** OBJECTIVE **
Could you copy every line from the material below in which "Output" appears?

(Items from a dataset)
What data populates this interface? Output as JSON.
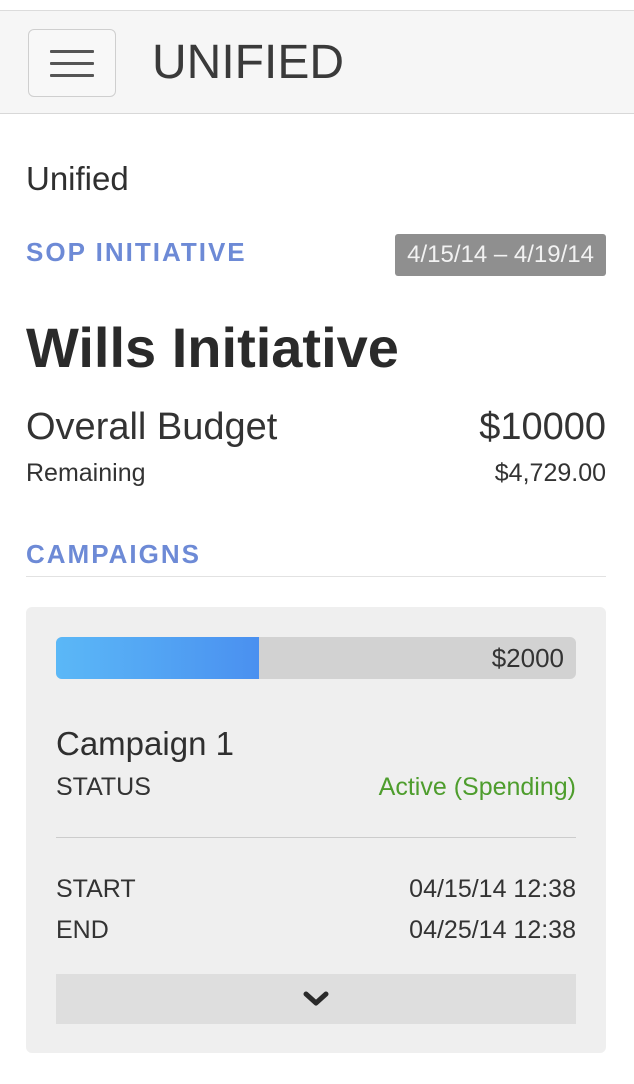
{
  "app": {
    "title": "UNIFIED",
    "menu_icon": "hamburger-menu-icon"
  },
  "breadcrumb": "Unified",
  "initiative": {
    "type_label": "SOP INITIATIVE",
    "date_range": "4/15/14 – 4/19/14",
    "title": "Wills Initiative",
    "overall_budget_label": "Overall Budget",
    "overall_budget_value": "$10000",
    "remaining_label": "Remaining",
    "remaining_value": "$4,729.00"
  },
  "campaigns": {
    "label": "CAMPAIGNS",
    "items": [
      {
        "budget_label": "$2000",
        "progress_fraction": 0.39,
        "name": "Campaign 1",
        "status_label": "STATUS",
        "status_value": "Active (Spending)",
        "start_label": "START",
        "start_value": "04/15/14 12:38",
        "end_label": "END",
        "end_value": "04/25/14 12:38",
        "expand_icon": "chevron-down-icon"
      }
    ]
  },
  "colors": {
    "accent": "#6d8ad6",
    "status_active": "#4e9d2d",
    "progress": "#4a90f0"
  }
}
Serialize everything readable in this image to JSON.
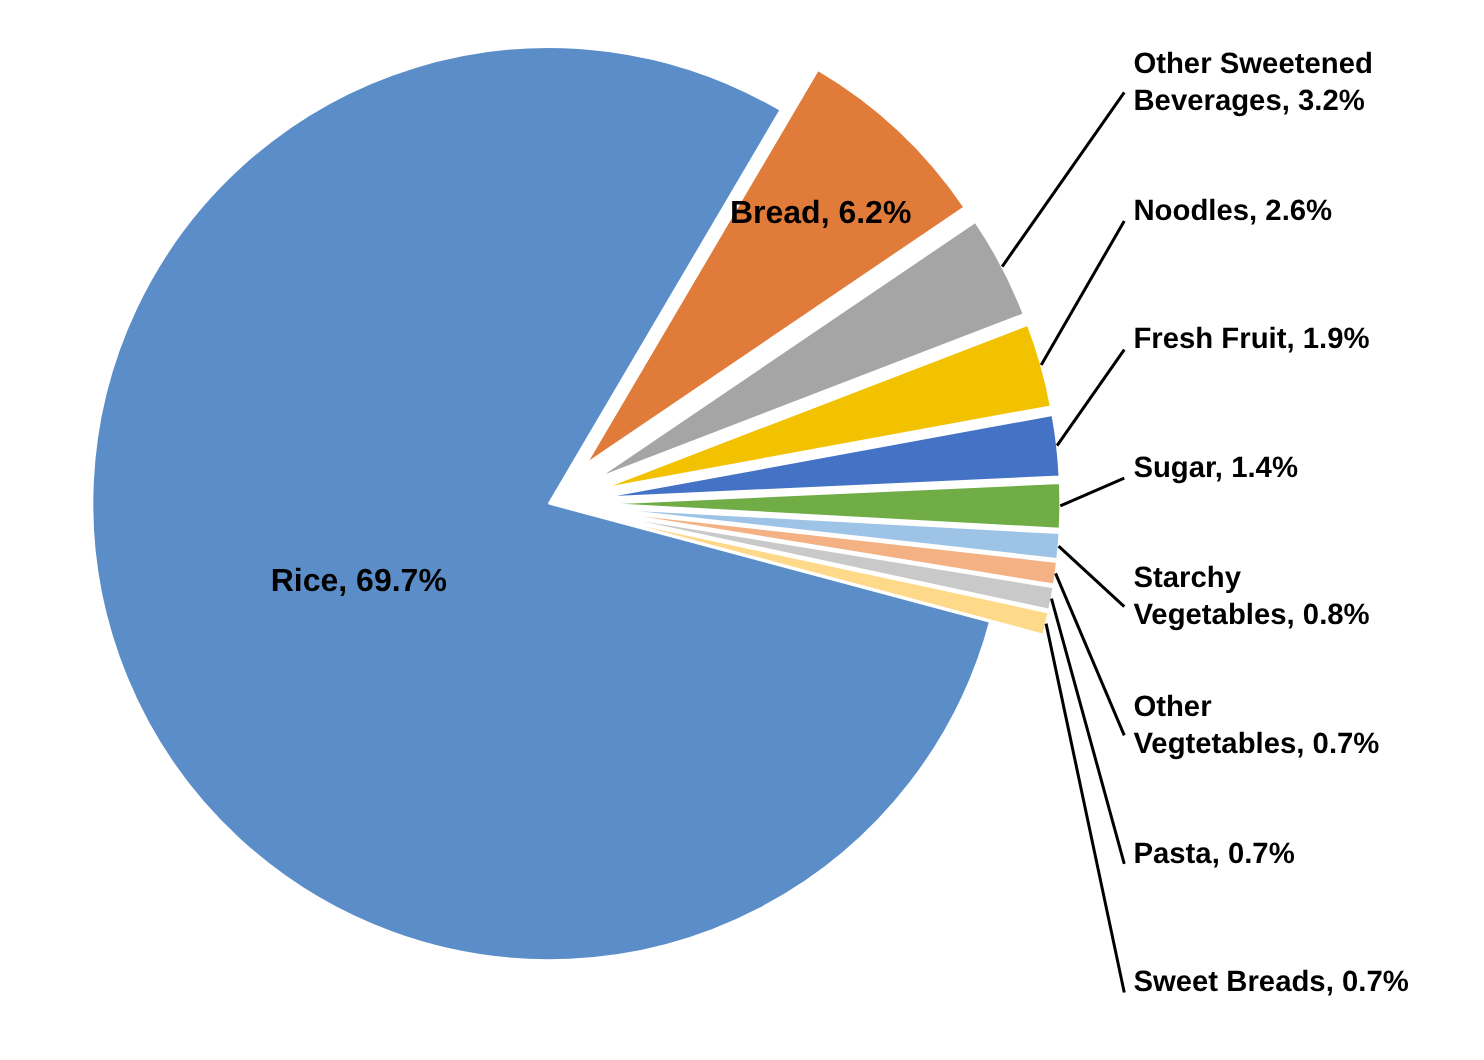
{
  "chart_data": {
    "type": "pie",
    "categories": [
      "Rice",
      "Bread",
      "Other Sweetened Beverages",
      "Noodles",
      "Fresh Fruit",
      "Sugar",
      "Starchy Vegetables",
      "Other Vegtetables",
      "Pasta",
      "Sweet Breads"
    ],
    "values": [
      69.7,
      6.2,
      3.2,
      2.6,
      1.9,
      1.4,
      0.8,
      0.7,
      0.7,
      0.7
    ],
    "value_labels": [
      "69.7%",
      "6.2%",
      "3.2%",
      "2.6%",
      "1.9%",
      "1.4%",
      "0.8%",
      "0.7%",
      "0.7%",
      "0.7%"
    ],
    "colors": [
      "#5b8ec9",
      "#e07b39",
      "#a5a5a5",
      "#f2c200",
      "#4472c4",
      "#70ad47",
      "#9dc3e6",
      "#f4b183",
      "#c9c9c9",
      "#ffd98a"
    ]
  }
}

---

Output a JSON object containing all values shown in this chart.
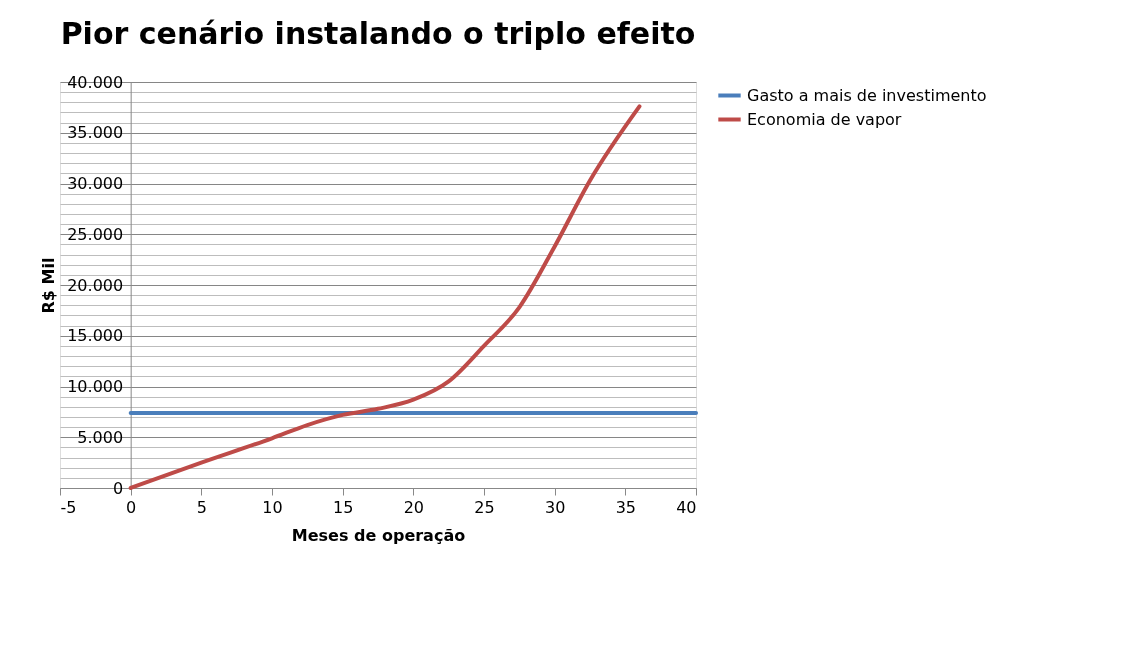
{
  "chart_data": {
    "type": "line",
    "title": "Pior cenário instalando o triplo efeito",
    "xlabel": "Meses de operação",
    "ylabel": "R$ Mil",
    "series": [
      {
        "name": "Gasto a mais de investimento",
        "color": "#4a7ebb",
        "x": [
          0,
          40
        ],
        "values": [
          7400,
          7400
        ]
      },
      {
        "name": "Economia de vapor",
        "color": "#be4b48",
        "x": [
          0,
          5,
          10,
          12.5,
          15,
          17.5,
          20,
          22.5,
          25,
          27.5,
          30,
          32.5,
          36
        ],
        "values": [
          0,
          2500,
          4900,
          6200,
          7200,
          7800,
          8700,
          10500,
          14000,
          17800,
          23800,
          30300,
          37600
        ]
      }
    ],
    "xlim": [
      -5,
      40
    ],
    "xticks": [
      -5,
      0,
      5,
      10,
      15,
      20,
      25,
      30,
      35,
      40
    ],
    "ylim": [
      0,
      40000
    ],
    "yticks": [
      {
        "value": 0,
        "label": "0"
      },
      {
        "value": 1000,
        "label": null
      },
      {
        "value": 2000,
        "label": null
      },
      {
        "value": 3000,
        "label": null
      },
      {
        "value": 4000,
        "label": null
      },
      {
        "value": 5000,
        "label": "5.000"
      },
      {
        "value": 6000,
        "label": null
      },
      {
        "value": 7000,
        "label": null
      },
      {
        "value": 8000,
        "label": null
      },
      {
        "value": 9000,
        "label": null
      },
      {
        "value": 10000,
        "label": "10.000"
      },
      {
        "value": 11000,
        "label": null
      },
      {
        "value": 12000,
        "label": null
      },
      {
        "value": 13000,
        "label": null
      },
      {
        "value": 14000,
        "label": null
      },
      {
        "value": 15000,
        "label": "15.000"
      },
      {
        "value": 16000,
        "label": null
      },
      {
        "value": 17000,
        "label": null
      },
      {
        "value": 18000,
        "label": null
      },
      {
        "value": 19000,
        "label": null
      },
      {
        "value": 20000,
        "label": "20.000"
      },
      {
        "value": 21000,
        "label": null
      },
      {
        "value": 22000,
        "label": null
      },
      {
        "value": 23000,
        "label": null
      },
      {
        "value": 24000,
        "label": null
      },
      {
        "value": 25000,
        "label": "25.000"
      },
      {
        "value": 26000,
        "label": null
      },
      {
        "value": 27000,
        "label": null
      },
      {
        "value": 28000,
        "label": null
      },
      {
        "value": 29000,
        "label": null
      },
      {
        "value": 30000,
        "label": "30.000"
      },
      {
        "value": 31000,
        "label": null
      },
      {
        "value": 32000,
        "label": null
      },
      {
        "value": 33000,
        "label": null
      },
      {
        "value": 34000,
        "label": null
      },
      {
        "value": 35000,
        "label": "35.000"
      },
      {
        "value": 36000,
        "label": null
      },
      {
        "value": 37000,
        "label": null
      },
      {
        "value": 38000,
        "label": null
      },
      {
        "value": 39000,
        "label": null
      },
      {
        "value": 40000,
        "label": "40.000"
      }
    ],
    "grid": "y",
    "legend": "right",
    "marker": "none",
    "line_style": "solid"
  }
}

** ANSWER TO THE EXERCISE **
What data populates this interface? Output as JSON.
Output a JSON object containing all values shown in this chart.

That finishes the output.